WHAT TO WORK ON:
Transcribe all of the records word for word, but omit the pictures.

DATA PROVIDED:
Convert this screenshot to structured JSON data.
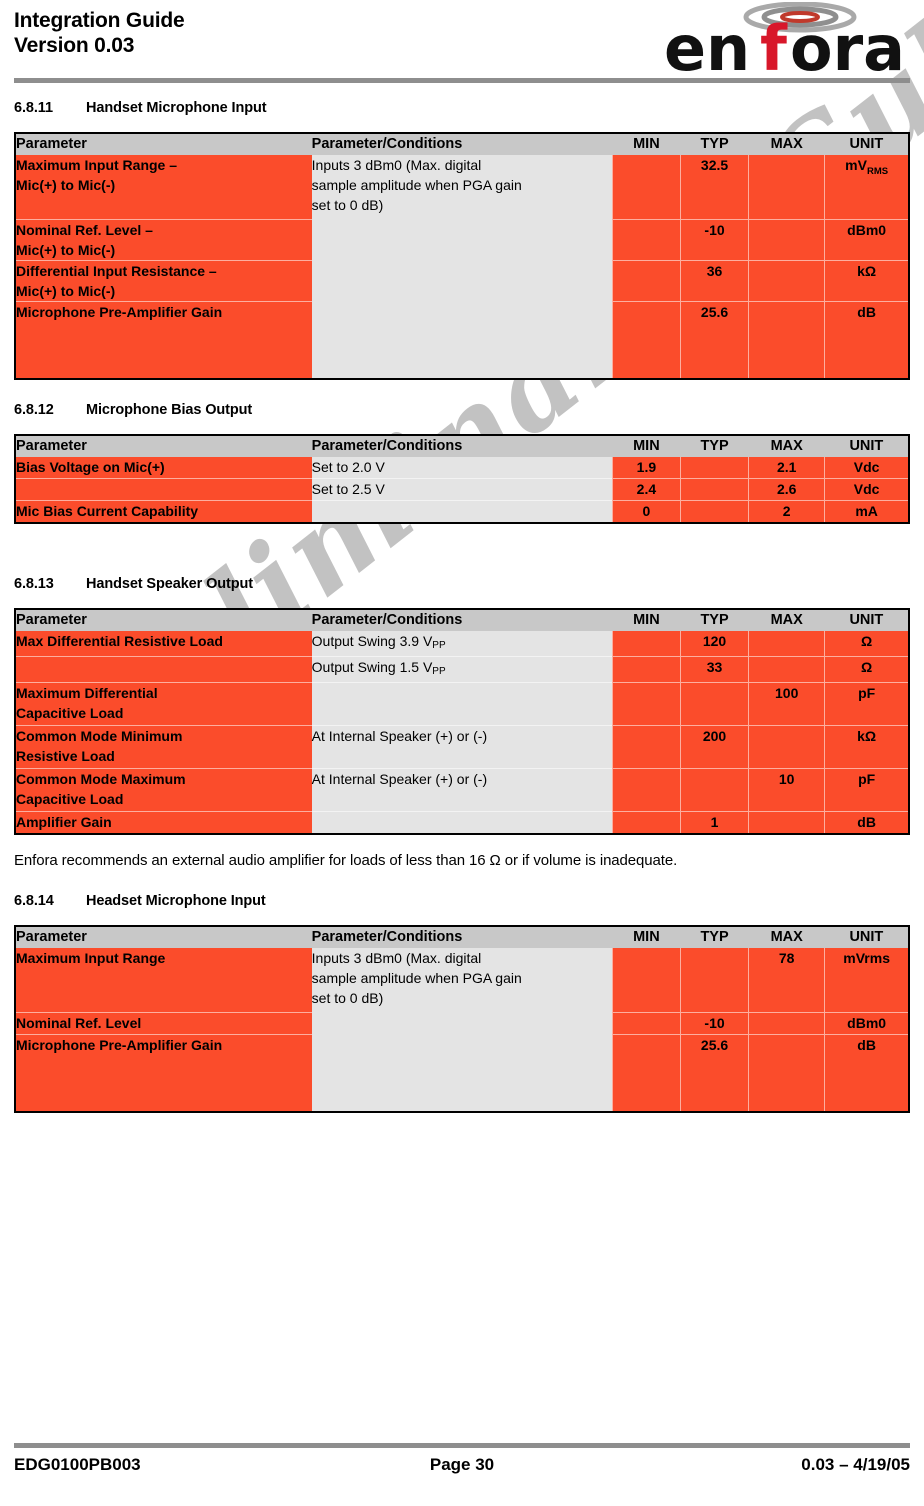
{
  "header": {
    "title": "Integration Guide",
    "version": "Version 0.03",
    "logo_text": "enfora",
    "logo_accent_color": "#d8172a"
  },
  "watermark": {
    "text": "Preliminary – Subject to Change",
    "color": "#c2c2c2"
  },
  "colors": {
    "param_fill": "#fb4c2b",
    "condition_fill": "#e4e4e4",
    "header_fill": "#c8c8c8",
    "rule": "#8e8e8e"
  },
  "columns": {
    "parameter": "Parameter",
    "conditions": "Parameter/Conditions",
    "min": "MIN",
    "typ": "TYP",
    "max": "MAX",
    "unit": "UNIT"
  },
  "sections": [
    {
      "number": "6.8.11",
      "title": "Handset Microphone Input",
      "rows": [
        {
          "parameter": "Maximum Input Range –\nMic(+) to Mic(-)",
          "conditions": "Inputs 3 dBm0 (Max. digital sample amplitude when PGA gain set to 0 dB)",
          "min": "",
          "typ": "32.5",
          "max": "",
          "unit": "mVRMS"
        },
        {
          "parameter": "Nominal Ref. Level –\nMic(+) to Mic(-)",
          "conditions": "",
          "min": "",
          "typ": "-10",
          "max": "",
          "unit": "dBm0"
        },
        {
          "parameter": "Differential Input Resistance –\nMic(+) to Mic(-)",
          "conditions": "",
          "min": "",
          "typ": "36",
          "max": "",
          "unit": "kΩ"
        },
        {
          "parameter": "Microphone Pre-Amplifier Gain",
          "conditions": "",
          "min": "",
          "typ": "25.6",
          "max": "",
          "unit": "dB"
        }
      ]
    },
    {
      "number": "6.8.12",
      "title": "Microphone Bias Output",
      "rows": [
        {
          "parameter": "Bias Voltage on Mic(+)",
          "conditions": "Set to 2.0 V",
          "min": "1.9",
          "typ": "",
          "max": "2.1",
          "unit": "Vdc"
        },
        {
          "parameter": "",
          "conditions": "Set to 2.5 V",
          "min": "2.4",
          "typ": "",
          "max": "2.6",
          "unit": "Vdc"
        },
        {
          "parameter": "Mic Bias Current Capability",
          "conditions": "",
          "min": "0",
          "typ": "",
          "max": "2",
          "unit": "mA"
        }
      ]
    },
    {
      "number": "6.8.13",
      "title": "Handset Speaker Output",
      "rows": [
        {
          "parameter": "Max Differential Resistive Load",
          "conditions": "Output Swing 3.9 VPP",
          "min": "",
          "typ": "120",
          "max": "",
          "unit": "Ω"
        },
        {
          "parameter": "",
          "conditions": "Output Swing 1.5 VPP",
          "min": "",
          "typ": "33",
          "max": "",
          "unit": "Ω"
        },
        {
          "parameter": "Maximum Differential\nCapacitive Load",
          "conditions": "",
          "min": "",
          "typ": "",
          "max": "100",
          "unit": "pF"
        },
        {
          "parameter": "Common Mode Minimum\nResistive Load",
          "conditions": "At Internal Speaker (+) or (-)",
          "min": "",
          "typ": "200",
          "max": "",
          "unit": "kΩ"
        },
        {
          "parameter": "Common Mode Maximum\nCapacitive Load",
          "conditions": "At Internal Speaker (+) or (-)",
          "min": "",
          "typ": "",
          "max": "10",
          "unit": "pF"
        },
        {
          "parameter": "Amplifier Gain",
          "conditions": "",
          "min": "",
          "typ": "1",
          "max": "",
          "unit": "dB"
        }
      ]
    },
    {
      "number": "6.8.14",
      "title": "Headset Microphone Input",
      "rows": [
        {
          "parameter": "Maximum Input Range",
          "conditions": "Inputs 3 dBm0 (Max. digital sample amplitude when PGA gain set to 0 dB)",
          "min": "",
          "typ": "",
          "max": "78",
          "unit": "mVrms"
        },
        {
          "parameter": "Nominal Ref. Level",
          "conditions": "",
          "min": "",
          "typ": "-10",
          "max": "",
          "unit": "dBm0"
        },
        {
          "parameter": "Microphone Pre-Amplifier Gain",
          "conditions": "",
          "min": "",
          "typ": "25.6",
          "max": "",
          "unit": "dB"
        }
      ]
    }
  ],
  "note": "Enfora recommends an external audio amplifier for loads of less than 16 Ω or if volume is inadequate.",
  "footer": {
    "doc_id": "EDG0100PB003",
    "page": "Page 30",
    "revision": "0.03 – 4/19/05"
  }
}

COMPLETE ANSWER:
Convert this screenshot to structured JSON data.
{
  "header": {
    "title": "Integration Guide",
    "version": "Version 0.03",
    "logo_text": "enfora",
    "logo_accent_color": "#d8172a"
  },
  "watermark": {
    "text": "Preliminary – Subject to Change",
    "color": "#c2c2c2"
  },
  "colors": {
    "param_fill": "#fb4c2b",
    "condition_fill": "#e4e4e4",
    "header_fill": "#c8c8c8",
    "rule": "#8e8e8e"
  },
  "columns": {
    "parameter": "Parameter",
    "conditions": "Parameter/Conditions",
    "min": "MIN",
    "typ": "TYP",
    "max": "MAX",
    "unit": "UNIT"
  },
  "sections": [
    {
      "number": "6.8.11",
      "title": "Handset Microphone Input",
      "rows": [
        {
          "parameter": "Maximum Input Range –\nMic(+) to Mic(-)",
          "conditions": "Inputs 3 dBm0 (Max. digital sample amplitude when PGA gain set to 0 dB)",
          "min": "",
          "typ": "32.5",
          "max": "",
          "unit": "mVRMS"
        },
        {
          "parameter": "Nominal Ref. Level –\nMic(+) to Mic(-)",
          "conditions": "",
          "min": "",
          "typ": "-10",
          "max": "",
          "unit": "dBm0"
        },
        {
          "parameter": "Differential Input Resistance –\nMic(+) to Mic(-)",
          "conditions": "",
          "min": "",
          "typ": "36",
          "max": "",
          "unit": "kΩ"
        },
        {
          "parameter": "Microphone Pre-Amplifier Gain",
          "conditions": "",
          "min": "",
          "typ": "25.6",
          "max": "",
          "unit": "dB"
        }
      ]
    },
    {
      "number": "6.8.12",
      "title": "Microphone Bias Output",
      "rows": [
        {
          "parameter": "Bias Voltage on Mic(+)",
          "conditions": "Set to 2.0 V",
          "min": "1.9",
          "typ": "",
          "max": "2.1",
          "unit": "Vdc"
        },
        {
          "parameter": "",
          "conditions": "Set to 2.5 V",
          "min": "2.4",
          "typ": "",
          "max": "2.6",
          "unit": "Vdc"
        },
        {
          "parameter": "Mic Bias Current Capability",
          "conditions": "",
          "min": "0",
          "typ": "",
          "max": "2",
          "unit": "mA"
        }
      ]
    },
    {
      "number": "6.8.13",
      "title": "Handset Speaker Output",
      "rows": [
        {
          "parameter": "Max Differential Resistive Load",
          "conditions": "Output Swing 3.9 VPP",
          "min": "",
          "typ": "120",
          "max": "",
          "unit": "Ω"
        },
        {
          "parameter": "",
          "conditions": "Output Swing 1.5 VPP",
          "min": "",
          "typ": "33",
          "max": "",
          "unit": "Ω"
        },
        {
          "parameter": "Maximum Differential\nCapacitive Load",
          "conditions": "",
          "min": "",
          "typ": "",
          "max": "100",
          "unit": "pF"
        },
        {
          "parameter": "Common Mode Minimum\nResistive Load",
          "conditions": "At Internal Speaker (+) or (-)",
          "min": "",
          "typ": "200",
          "max": "",
          "unit": "kΩ"
        },
        {
          "parameter": "Common Mode Maximum\nCapacitive Load",
          "conditions": "At Internal Speaker (+) or (-)",
          "min": "",
          "typ": "",
          "max": "10",
          "unit": "pF"
        },
        {
          "parameter": "Amplifier Gain",
          "conditions": "",
          "min": "",
          "typ": "1",
          "max": "",
          "unit": "dB"
        }
      ]
    },
    {
      "number": "6.8.14",
      "title": "Headset Microphone Input",
      "rows": [
        {
          "parameter": "Maximum Input Range",
          "conditions": "Inputs 3 dBm0 (Max. digital sample amplitude when PGA gain set to 0 dB)",
          "min": "",
          "typ": "",
          "max": "78",
          "unit": "mVrms"
        },
        {
          "parameter": "Nominal Ref. Level",
          "conditions": "",
          "min": "",
          "typ": "-10",
          "max": "",
          "unit": "dBm0"
        },
        {
          "parameter": "Microphone Pre-Amplifier Gain",
          "conditions": "",
          "min": "",
          "typ": "25.6",
          "max": "",
          "unit": "dB"
        }
      ]
    }
  ],
  "note": "Enfora recommends an external audio amplifier for loads of less than 16 Ω or if volume is inadequate.",
  "footer": {
    "doc_id": "EDG0100PB003",
    "page": "Page 30",
    "revision": "0.03 – 4/19/05"
  }
}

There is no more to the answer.